Records
--------
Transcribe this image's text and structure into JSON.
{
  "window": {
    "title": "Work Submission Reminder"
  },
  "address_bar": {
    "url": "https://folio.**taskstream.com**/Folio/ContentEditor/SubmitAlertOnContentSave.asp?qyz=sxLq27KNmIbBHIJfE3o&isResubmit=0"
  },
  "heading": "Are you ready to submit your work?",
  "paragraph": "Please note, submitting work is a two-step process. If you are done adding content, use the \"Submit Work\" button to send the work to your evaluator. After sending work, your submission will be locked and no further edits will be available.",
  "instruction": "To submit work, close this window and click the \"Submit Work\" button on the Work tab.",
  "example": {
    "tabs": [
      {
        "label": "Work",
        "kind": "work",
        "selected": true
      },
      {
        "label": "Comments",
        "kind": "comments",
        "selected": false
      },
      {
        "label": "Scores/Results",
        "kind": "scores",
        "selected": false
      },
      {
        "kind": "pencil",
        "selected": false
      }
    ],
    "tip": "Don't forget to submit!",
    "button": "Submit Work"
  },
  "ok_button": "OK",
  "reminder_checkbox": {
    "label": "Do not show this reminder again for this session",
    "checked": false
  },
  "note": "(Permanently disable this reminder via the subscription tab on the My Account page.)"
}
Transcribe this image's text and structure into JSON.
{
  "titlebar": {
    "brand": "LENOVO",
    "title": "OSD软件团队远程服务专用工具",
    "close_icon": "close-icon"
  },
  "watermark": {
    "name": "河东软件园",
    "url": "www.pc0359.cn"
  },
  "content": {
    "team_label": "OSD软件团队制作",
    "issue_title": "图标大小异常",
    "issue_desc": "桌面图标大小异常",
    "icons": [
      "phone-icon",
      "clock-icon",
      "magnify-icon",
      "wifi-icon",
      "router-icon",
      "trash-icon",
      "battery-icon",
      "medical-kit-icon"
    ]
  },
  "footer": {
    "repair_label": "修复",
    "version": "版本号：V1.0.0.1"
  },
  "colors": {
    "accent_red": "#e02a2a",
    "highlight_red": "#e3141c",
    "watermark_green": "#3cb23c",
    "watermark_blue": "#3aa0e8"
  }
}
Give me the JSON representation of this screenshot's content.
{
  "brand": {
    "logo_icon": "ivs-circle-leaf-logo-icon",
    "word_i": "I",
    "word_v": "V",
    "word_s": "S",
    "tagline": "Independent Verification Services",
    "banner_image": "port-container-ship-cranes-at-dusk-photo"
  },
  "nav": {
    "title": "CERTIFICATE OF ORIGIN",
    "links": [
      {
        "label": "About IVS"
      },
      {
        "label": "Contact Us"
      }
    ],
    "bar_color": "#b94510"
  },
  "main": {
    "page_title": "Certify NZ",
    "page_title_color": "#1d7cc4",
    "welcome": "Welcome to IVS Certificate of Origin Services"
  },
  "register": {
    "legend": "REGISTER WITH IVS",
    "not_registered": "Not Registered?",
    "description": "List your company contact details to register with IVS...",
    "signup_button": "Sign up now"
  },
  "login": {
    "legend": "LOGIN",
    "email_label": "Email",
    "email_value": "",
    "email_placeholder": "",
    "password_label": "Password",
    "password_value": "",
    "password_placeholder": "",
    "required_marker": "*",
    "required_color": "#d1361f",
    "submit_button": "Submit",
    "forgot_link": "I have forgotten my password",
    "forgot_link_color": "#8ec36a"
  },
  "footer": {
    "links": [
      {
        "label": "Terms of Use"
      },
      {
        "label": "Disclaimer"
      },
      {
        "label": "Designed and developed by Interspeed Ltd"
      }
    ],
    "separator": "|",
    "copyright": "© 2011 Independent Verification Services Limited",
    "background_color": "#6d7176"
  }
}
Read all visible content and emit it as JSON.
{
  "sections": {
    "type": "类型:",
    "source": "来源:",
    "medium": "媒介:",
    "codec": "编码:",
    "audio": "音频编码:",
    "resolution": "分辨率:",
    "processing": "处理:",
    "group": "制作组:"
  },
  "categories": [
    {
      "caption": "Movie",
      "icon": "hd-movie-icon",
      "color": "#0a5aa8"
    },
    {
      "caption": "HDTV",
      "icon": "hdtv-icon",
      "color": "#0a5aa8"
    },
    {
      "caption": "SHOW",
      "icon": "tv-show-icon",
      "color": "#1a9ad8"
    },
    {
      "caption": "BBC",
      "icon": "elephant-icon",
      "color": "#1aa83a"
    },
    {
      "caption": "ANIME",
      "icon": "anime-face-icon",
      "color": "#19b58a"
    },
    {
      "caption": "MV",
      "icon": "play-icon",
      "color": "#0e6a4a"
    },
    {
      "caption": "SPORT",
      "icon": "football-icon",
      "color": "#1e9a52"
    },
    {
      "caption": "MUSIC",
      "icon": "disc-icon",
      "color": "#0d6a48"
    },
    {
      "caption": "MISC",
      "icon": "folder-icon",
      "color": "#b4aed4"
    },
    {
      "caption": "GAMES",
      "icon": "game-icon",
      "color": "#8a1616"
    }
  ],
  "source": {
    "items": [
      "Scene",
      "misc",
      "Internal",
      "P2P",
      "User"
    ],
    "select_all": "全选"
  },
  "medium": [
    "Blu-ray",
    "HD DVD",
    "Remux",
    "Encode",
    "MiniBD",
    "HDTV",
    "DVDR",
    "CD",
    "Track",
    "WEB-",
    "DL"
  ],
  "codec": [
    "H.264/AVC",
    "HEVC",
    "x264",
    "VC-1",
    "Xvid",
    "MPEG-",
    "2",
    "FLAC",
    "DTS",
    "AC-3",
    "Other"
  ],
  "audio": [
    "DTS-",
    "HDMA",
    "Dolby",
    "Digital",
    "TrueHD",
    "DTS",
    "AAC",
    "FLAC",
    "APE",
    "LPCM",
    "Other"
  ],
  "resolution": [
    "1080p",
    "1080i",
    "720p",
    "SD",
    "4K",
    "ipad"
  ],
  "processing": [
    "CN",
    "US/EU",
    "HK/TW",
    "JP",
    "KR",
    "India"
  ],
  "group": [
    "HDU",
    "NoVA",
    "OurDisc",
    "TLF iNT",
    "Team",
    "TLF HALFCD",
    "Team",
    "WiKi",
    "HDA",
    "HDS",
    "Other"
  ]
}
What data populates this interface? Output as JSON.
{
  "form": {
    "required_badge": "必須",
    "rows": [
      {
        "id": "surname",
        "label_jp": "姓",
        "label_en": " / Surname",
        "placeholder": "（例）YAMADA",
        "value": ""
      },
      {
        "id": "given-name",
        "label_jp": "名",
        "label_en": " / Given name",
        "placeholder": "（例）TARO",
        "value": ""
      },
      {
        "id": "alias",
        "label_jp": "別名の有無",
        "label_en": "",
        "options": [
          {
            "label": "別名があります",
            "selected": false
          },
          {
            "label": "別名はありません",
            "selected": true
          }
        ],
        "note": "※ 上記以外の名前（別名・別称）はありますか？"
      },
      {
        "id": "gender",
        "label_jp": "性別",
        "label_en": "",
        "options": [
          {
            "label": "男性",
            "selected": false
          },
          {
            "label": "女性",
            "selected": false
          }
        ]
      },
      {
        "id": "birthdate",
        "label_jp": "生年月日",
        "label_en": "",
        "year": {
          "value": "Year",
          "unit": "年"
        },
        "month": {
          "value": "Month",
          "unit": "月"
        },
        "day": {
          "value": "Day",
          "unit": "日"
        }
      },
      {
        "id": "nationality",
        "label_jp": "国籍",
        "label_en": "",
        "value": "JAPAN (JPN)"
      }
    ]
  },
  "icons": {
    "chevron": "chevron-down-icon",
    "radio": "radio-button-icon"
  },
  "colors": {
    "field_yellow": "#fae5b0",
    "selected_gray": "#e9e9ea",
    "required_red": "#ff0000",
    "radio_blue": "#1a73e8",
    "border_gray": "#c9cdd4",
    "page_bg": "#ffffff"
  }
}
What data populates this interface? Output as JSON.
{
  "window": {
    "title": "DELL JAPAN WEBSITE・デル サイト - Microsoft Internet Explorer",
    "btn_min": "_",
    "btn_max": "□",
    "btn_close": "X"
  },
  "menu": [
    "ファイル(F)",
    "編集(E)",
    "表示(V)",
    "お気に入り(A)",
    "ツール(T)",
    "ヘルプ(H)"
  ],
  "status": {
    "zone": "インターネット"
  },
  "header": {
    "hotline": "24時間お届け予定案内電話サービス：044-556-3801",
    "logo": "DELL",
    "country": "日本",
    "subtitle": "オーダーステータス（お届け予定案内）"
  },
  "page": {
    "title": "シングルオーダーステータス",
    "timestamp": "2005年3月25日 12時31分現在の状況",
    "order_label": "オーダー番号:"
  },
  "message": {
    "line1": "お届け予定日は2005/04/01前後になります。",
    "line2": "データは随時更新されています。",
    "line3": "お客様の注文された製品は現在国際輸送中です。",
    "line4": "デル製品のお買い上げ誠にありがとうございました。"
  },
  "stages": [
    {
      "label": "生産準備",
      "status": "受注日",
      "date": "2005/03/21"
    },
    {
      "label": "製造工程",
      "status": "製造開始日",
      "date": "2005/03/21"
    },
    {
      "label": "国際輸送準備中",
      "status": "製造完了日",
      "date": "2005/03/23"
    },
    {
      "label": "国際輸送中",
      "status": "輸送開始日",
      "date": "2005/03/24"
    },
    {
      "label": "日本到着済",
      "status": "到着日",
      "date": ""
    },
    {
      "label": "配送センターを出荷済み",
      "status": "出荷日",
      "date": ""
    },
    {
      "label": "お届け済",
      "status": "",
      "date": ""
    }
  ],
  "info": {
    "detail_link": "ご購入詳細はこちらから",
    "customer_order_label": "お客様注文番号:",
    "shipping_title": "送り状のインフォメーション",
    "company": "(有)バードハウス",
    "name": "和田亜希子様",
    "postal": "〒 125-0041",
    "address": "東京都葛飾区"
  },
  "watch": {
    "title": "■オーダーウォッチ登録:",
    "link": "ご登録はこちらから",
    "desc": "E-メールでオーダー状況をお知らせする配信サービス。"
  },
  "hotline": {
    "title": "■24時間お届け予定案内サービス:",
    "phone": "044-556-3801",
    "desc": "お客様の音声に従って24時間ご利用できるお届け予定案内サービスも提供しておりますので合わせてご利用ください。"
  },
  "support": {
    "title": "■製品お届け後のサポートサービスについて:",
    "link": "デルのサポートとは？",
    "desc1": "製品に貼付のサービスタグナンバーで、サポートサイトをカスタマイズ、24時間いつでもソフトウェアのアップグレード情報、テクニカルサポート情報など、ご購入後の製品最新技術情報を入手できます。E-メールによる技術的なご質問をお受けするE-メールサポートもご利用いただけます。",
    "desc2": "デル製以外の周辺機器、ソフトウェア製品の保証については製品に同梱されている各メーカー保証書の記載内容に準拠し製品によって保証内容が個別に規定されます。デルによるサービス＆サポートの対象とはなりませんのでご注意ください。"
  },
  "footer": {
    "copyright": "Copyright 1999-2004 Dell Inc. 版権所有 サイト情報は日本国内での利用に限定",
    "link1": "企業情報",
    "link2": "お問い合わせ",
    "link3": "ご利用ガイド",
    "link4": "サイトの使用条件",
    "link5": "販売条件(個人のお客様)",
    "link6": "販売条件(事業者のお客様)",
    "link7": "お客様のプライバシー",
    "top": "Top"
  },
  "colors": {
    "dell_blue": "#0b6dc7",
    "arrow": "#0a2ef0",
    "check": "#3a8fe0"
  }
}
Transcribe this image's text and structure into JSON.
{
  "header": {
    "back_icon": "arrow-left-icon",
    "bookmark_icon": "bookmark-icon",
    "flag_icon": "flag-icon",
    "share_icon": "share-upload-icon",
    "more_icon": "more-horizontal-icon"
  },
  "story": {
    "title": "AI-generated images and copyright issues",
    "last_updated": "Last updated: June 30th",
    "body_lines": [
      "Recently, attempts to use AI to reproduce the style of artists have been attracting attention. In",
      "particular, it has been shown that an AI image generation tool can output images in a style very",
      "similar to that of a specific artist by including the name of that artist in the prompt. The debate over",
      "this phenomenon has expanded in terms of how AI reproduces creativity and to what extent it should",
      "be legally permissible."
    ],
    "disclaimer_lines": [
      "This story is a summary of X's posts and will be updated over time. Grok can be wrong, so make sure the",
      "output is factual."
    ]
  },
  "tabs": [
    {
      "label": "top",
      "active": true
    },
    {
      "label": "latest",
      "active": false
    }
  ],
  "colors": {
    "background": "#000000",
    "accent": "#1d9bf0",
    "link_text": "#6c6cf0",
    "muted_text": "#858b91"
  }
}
--------
Goal: Reproduce every line from the entries that holds the word "copyright".

Complete answer:
    "copyright": "© 2011 Independent Verification Services Limited",
    "copyright": "Copyright 1999-2004 Dell Inc. 版権所有 サイト情報は日本国内での利用に限定",
    "title": "AI-generated images and copyright issues",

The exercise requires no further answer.